• [YOUR GOAL] This exercise asks for every line of the material that includes the word "cells".

TASK DATA: Begin

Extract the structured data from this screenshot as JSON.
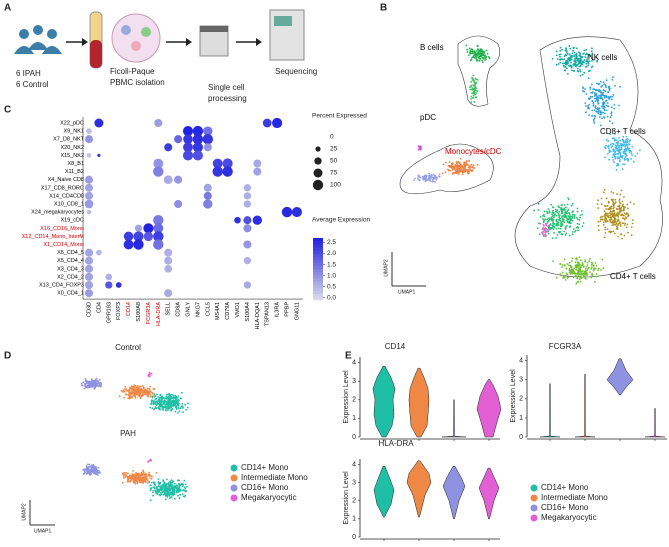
{
  "panel_labels": [
    "A",
    "B",
    "C",
    "D",
    "E"
  ],
  "panel_a": {
    "groups": [
      "6 IPAH",
      "6 Control"
    ],
    "steps": [
      "Ficoll-Paque",
      "PBMC isolation",
      "Single cell",
      "processing",
      "Sequencing"
    ]
  },
  "panel_b": {
    "clusters": [
      {
        "name": "B cells",
        "color": "#000000"
      },
      {
        "name": "NK cells",
        "color": "#000000"
      },
      {
        "name": "pDC",
        "color": "#000000"
      },
      {
        "name": "CD8+ T cells",
        "color": "#000000"
      },
      {
        "name": "Monocytes/cDC",
        "color": "#d40000"
      },
      {
        "name": "CD4+ T cells",
        "color": "#000000"
      }
    ],
    "x_label": "UMAP1",
    "y_label": "UMAP2"
  },
  "panel_c": {
    "type": "dot",
    "rows": [
      "X22_pDC",
      "X9_NK1",
      "X7_D8_NKT",
      "X20_NK2",
      "X15_NK2",
      "X8_B1",
      "X11_B2",
      "X4_Naive CD8",
      "X17_CD8_RORC",
      "X14_CD4CD8",
      "X10_CD8_1",
      "X24_megakaryocytes",
      "X19_cDC",
      "X16_CD16_Mono",
      "X12_CD14_Mono_InterM",
      "X1_CD14_Mono",
      "X6_CD4_5",
      "X5_CD4_4",
      "X3_CD4_3",
      "X2_CD4_2",
      "X13_CD4_FOXP3",
      "X0_CD4_1"
    ],
    "row_colors": [
      "#000",
      "#000",
      "#000",
      "#000",
      "#000",
      "#000",
      "#000",
      "#000",
      "#000",
      "#000",
      "#000",
      "#000",
      "#000",
      "#d40000",
      "#d40000",
      "#d40000",
      "#000",
      "#000",
      "#000",
      "#000",
      "#000",
      "#000"
    ],
    "columns": [
      "CD3D",
      "CD4",
      "GPR183",
      "FOXP3",
      "CD14",
      "S100A8",
      "FCGR3A",
      "HLA-DRA",
      "SELL",
      "CD8A",
      "GNLY",
      "NKG7",
      "CCL5",
      "MS4A1",
      "CD79A",
      "VMO1",
      "S100A4",
      "HLA-DQA1",
      "TSPAN13",
      "IL3RA",
      "PPBP",
      "GNG11"
    ],
    "column_colors": [
      "#000",
      "#000",
      "#000",
      "#000",
      "#d40000",
      "#000",
      "#d40000",
      "#d40000",
      "#000",
      "#000",
      "#000",
      "#000",
      "#000",
      "#000",
      "#000",
      "#000",
      "#000",
      "#000",
      "#000",
      "#000",
      "#000",
      "#000"
    ],
    "dots": [
      {
        "row": 0,
        "col": 1,
        "pct": 75,
        "avg": 2.4
      },
      {
        "row": 0,
        "col": 7,
        "pct": 60,
        "avg": 0.8
      },
      {
        "row": 0,
        "col": 18,
        "pct": 70,
        "avg": 2.2
      },
      {
        "row": 0,
        "col": 19,
        "pct": 95,
        "avg": 2.5
      },
      {
        "row": 1,
        "col": 10,
        "pct": 95,
        "avg": 2.6
      },
      {
        "row": 1,
        "col": 11,
        "pct": 100,
        "avg": 2.5
      },
      {
        "row": 1,
        "col": 12,
        "pct": 80,
        "avg": 1.4
      },
      {
        "row": 1,
        "col": 0,
        "pct": 30,
        "avg": 0.3
      },
      {
        "row": 2,
        "col": 0,
        "pct": 60,
        "avg": 0.9
      },
      {
        "row": 2,
        "col": 9,
        "pct": 60,
        "avg": 1.6
      },
      {
        "row": 2,
        "col": 10,
        "pct": 85,
        "avg": 2.3
      },
      {
        "row": 2,
        "col": 11,
        "pct": 100,
        "avg": 2.4
      },
      {
        "row": 2,
        "col": 12,
        "pct": 100,
        "avg": 2.3
      },
      {
        "row": 3,
        "col": 8,
        "pct": 60,
        "avg": 2.2
      },
      {
        "row": 3,
        "col": 10,
        "pct": 90,
        "avg": 2.2
      },
      {
        "row": 3,
        "col": 11,
        "pct": 95,
        "avg": 2.3
      },
      {
        "row": 3,
        "col": 12,
        "pct": 60,
        "avg": 0.9
      },
      {
        "row": 4,
        "col": 10,
        "pct": 95,
        "avg": 2.0
      },
      {
        "row": 4,
        "col": 11,
        "pct": 95,
        "avg": 1.9
      },
      {
        "row": 4,
        "col": 0,
        "pct": 20,
        "avg": 0.2
      },
      {
        "row": 4,
        "col": 1,
        "pct": 10,
        "avg": 2.2
      },
      {
        "row": 5,
        "col": 7,
        "pct": 90,
        "avg": 0.9
      },
      {
        "row": 5,
        "col": 13,
        "pct": 90,
        "avg": 2.1
      },
      {
        "row": 5,
        "col": 14,
        "pct": 95,
        "avg": 2.0
      },
      {
        "row": 5,
        "col": 17,
        "pct": 60,
        "avg": 0.6
      },
      {
        "row": 6,
        "col": 7,
        "pct": 100,
        "avg": 1.2
      },
      {
        "row": 6,
        "col": 13,
        "pct": 100,
        "avg": 2.3
      },
      {
        "row": 6,
        "col": 14,
        "pct": 100,
        "avg": 2.4
      },
      {
        "row": 6,
        "col": 17,
        "pct": 60,
        "avg": 0.7
      },
      {
        "row": 7,
        "col": 0,
        "pct": 60,
        "avg": 0.8
      },
      {
        "row": 7,
        "col": 8,
        "pct": 70,
        "avg": 0.6
      },
      {
        "row": 7,
        "col": 9,
        "pct": 60,
        "avg": 0.9
      },
      {
        "row": 8,
        "col": 0,
        "pct": 60,
        "avg": 0.7
      },
      {
        "row": 8,
        "col": 12,
        "pct": 60,
        "avg": 0.7
      },
      {
        "row": 8,
        "col": 16,
        "pct": 50,
        "avg": 0.5
      },
      {
        "row": 9,
        "col": 0,
        "pct": 60,
        "avg": 0.7
      },
      {
        "row": 9,
        "col": 12,
        "pct": 60,
        "avg": 1.3
      },
      {
        "row": 9,
        "col": 16,
        "pct": 50,
        "avg": 0.5
      },
      {
        "row": 10,
        "col": 0,
        "pct": 70,
        "avg": 0.8
      },
      {
        "row": 10,
        "col": 9,
        "pct": 60,
        "avg": 1.0
      },
      {
        "row": 10,
        "col": 12,
        "pct": 80,
        "avg": 1.2
      },
      {
        "row": 10,
        "col": 16,
        "pct": 50,
        "avg": 0.5
      },
      {
        "row": 11,
        "col": 20,
        "pct": 100,
        "avg": 2.5
      },
      {
        "row": 11,
        "col": 21,
        "pct": 95,
        "avg": 2.4
      },
      {
        "row": 11,
        "col": 0,
        "pct": 20,
        "avg": 0.3
      },
      {
        "row": 12,
        "col": 7,
        "pct": 100,
        "avg": 1.3
      },
      {
        "row": 12,
        "col": 15,
        "pct": 40,
        "avg": 2.4
      },
      {
        "row": 12,
        "col": 16,
        "pct": 60,
        "avg": 1.9
      },
      {
        "row": 12,
        "col": 17,
        "pct": 80,
        "avg": 2.4
      },
      {
        "row": 13,
        "col": 5,
        "pct": 50,
        "avg": 0.7
      },
      {
        "row": 13,
        "col": 6,
        "pct": 95,
        "avg": 2.6
      },
      {
        "row": 13,
        "col": 7,
        "pct": 90,
        "avg": 1.5
      },
      {
        "row": 13,
        "col": 16,
        "pct": 60,
        "avg": 1.0
      },
      {
        "row": 14,
        "col": 4,
        "pct": 85,
        "avg": 2.2
      },
      {
        "row": 14,
        "col": 5,
        "pct": 95,
        "avg": 2.1
      },
      {
        "row": 14,
        "col": 6,
        "pct": 80,
        "avg": 1.8
      },
      {
        "row": 14,
        "col": 7,
        "pct": 100,
        "avg": 2.2
      },
      {
        "row": 15,
        "col": 4,
        "pct": 90,
        "avg": 2.4
      },
      {
        "row": 15,
        "col": 5,
        "pct": 100,
        "avg": 2.5
      },
      {
        "row": 15,
        "col": 7,
        "pct": 100,
        "avg": 1.4
      },
      {
        "row": 15,
        "col": 16,
        "pct": 60,
        "avg": 0.9
      },
      {
        "row": 16,
        "col": 0,
        "pct": 60,
        "avg": 0.7
      },
      {
        "row": 16,
        "col": 1,
        "pct": 30,
        "avg": 0.4
      },
      {
        "row": 16,
        "col": 8,
        "pct": 60,
        "avg": 0.5
      },
      {
        "row": 17,
        "col": 0,
        "pct": 60,
        "avg": 0.7
      },
      {
        "row": 17,
        "col": 8,
        "pct": 60,
        "avg": 0.5
      },
      {
        "row": 17,
        "col": 16,
        "pct": 50,
        "avg": 0.5
      },
      {
        "row": 18,
        "col": 0,
        "pct": 60,
        "avg": 0.7
      },
      {
        "row": 18,
        "col": 8,
        "pct": 55,
        "avg": 0.5
      },
      {
        "row": 19,
        "col": 0,
        "pct": 60,
        "avg": 0.7
      },
      {
        "row": 19,
        "col": 2,
        "pct": 40,
        "avg": 0.5
      },
      {
        "row": 20,
        "col": 0,
        "pct": 60,
        "avg": 0.7
      },
      {
        "row": 20,
        "col": 2,
        "pct": 50,
        "avg": 1.8
      },
      {
        "row": 20,
        "col": 3,
        "pct": 30,
        "avg": 2.4
      },
      {
        "row": 20,
        "col": 16,
        "pct": 50,
        "avg": 0.6
      },
      {
        "row": 21,
        "col": 0,
        "pct": 60,
        "avg": 0.8
      },
      {
        "row": 21,
        "col": 8,
        "pct": 60,
        "avg": 0.6
      }
    ],
    "size_legend": {
      "title": "Percent Expressed",
      "ticks": [
        0,
        25,
        50,
        75,
        100
      ]
    },
    "color_legend": {
      "title": "Average Expression",
      "lim": [
        -0.1,
        2.7
      ],
      "low": "#d8d8e8",
      "high": "#1a1ae0",
      "ticks": [
        {
          "value": 2.5,
          "label": "2.5"
        },
        {
          "value": 2,
          "label": "2.0"
        },
        {
          "value": 1.5,
          "label": "1.5"
        },
        {
          "value": 1,
          "label": "1.0"
        },
        {
          "value": 0.5,
          "label": "0.5"
        },
        {
          "value": 0,
          "label": "0.0"
        }
      ]
    }
  },
  "groups": [
    {
      "name": "CD14+ Mono",
      "color": "#1fbfa5"
    },
    {
      "name": "Intermediate Mono",
      "color": "#ef8845"
    },
    {
      "name": "CD16+ Mono",
      "color": "#8e92e0"
    },
    {
      "name": "Megakaryocytic",
      "color": "#e35fd4"
    }
  ],
  "panel_d": {
    "titles": [
      "Control",
      "PAH"
    ],
    "x_label": "UMAP1",
    "y_label": "UMAP2"
  },
  "panel_e": {
    "genes": [
      "CD14",
      "FCGR3A",
      "HLA-DRA"
    ],
    "y_label": "Expression Level",
    "ylim": [
      0,
      4.3
    ],
    "yticks": [
      0,
      1,
      2,
      3,
      4
    ]
  }
}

TASK DATA: End

• [TASK RESPONSE]
        "name": "B cells",
        "name": "NK cells",
        "name": "CD8+ T cells",
        "name": "CD4+ T cells",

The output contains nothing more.